[Dataset entries]

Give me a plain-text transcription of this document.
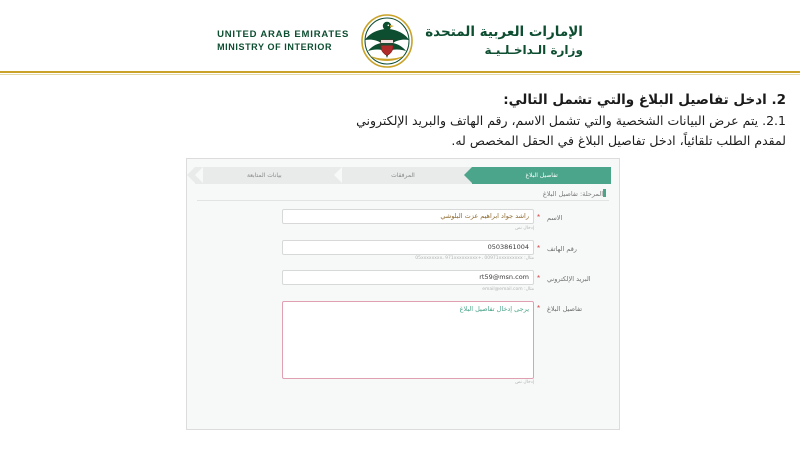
الإمارات العربية المتحدة
وزارة الـداخـلـيـة
UNITED ARAB EMIRATES
MINISTRY OF INTERIOR
2. ادخل تفاصيل البلاغ والتي تشمل التالي:
2.1. يتم عرض البيانات الشخصية والتي تشمل الاسم، رقم الهاتف والبريد الإلكتروني
لمقدم الطلب تلقائياً، ادخل تفاصيل البلاغ في الحقل المخصص له.
تفاصيل البلاغ
المرفقات
بيانات المتابعة
المرحلة: تفاصيل البلاغ
الاسم
*
راشد جواد ابراهيم عزت البلوشي
إدخال نص
رقم الهاتف
*
0503861004
مثال: 05xxxxxxxx، 971xxxxxxxxx+، 00971xxxxxxxxx
البريد الإلكتروني
*
rt59@msn.com
مثال: email@email.com
تفاصيل البلاغ
*
يرجى إدخال تفاصيل البلاغ
إدخال نص
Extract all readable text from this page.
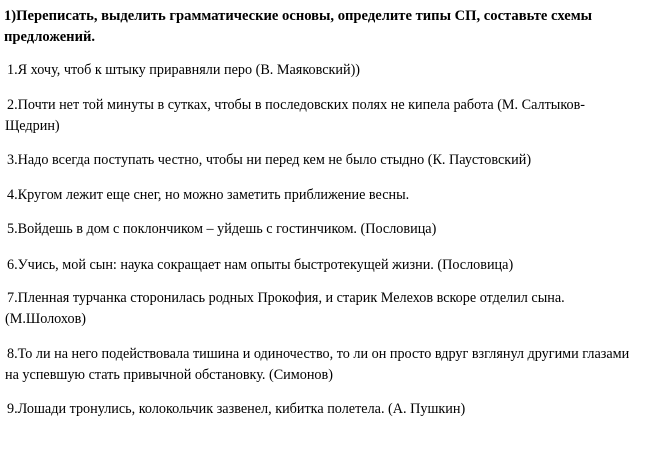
1)Переписать, выделить грамматические основы, определите типы СП, составьте схемы предложений.
1.Я хочу, чтоб к штыку приравняли перо (В. Маяковский))
2.Почти нет той минуты в сутках, чтобы в последовских полях не кипела работа (М. Салтыков- Щедрин)
3.Надо всегда поступать честно, чтобы ни перед кем не было стыдно (К. Паустовский)
4.Кругом лежит еще снег, но можно заметить приближение весны.
5.Войдешь в дом с поклончиком – уйдешь с гостинчиком. (Пословица)
6.Учись, мой сын: наука сокращает нам опыты быстротекущей жизни. (Пословица)
7.Пленная турчанка сторонилась родных Прокофия, и старик Мелехов вскоре отделил сына. (М.Шолохов)
8.То ли на него подействовала тишина и одиночество, то ли он просто вдруг взглянул другими глазами на успевшую стать привычной обстановку. (Симонов)
9.Лошади тронулись, колокольчик зазвенел, кибитка полетела. (А. Пушкин)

◆ **Set problem**: Scan the material for lines with the word "this", and copy each line you find.

◆ **Solved problem**:
Give me a plain-text transcription of this document.
Extract all readable text from this page.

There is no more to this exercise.